Written instruction = Isolate every line in the records below with "conduções" in it.

Dataset items =
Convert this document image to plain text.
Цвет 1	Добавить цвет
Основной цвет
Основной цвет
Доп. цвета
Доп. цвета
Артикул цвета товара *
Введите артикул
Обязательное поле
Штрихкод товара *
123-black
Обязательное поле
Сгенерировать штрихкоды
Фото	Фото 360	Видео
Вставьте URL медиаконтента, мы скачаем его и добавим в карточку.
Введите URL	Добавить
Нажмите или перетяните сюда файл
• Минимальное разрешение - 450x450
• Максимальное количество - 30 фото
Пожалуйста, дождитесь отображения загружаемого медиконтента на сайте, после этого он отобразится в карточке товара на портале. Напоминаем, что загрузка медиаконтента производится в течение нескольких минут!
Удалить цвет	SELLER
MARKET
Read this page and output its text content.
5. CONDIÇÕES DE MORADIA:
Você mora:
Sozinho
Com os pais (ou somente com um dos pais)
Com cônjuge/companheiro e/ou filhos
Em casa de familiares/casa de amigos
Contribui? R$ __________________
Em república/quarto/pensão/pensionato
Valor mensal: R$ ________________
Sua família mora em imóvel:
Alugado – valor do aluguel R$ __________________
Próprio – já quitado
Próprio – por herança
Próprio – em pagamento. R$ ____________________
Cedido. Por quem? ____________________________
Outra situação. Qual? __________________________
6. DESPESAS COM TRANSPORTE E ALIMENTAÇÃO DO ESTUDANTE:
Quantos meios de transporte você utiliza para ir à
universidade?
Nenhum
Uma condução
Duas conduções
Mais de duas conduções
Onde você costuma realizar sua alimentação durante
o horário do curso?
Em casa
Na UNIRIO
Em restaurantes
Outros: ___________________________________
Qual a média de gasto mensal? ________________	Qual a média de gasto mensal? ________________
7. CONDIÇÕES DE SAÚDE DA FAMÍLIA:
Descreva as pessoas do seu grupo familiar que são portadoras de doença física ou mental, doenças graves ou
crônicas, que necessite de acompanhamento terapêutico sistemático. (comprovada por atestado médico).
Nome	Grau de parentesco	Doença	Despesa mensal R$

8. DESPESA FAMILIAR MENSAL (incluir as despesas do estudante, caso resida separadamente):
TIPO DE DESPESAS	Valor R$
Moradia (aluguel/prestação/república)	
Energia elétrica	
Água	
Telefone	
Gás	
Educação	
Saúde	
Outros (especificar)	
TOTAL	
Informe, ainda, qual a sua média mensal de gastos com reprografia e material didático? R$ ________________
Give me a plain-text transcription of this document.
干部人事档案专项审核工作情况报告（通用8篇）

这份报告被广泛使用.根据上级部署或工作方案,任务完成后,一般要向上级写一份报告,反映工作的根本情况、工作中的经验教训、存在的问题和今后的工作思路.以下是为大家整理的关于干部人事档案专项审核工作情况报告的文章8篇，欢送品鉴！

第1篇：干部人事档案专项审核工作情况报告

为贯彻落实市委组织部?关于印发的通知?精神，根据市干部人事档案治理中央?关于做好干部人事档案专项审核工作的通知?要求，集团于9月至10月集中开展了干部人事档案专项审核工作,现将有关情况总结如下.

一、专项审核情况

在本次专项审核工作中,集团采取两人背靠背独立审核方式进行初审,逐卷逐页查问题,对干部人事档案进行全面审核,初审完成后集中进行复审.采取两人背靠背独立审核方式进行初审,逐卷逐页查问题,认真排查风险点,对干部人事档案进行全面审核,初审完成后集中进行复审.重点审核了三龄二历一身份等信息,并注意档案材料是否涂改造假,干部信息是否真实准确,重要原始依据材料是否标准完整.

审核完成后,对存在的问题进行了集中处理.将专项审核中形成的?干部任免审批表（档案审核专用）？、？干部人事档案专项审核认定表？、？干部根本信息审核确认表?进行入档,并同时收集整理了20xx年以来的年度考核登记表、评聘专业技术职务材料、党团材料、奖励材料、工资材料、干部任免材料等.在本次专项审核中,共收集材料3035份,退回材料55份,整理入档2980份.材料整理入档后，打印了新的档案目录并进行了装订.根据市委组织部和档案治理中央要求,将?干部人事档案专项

Answer to the problem =
Duas conduções
Mais de duas conduções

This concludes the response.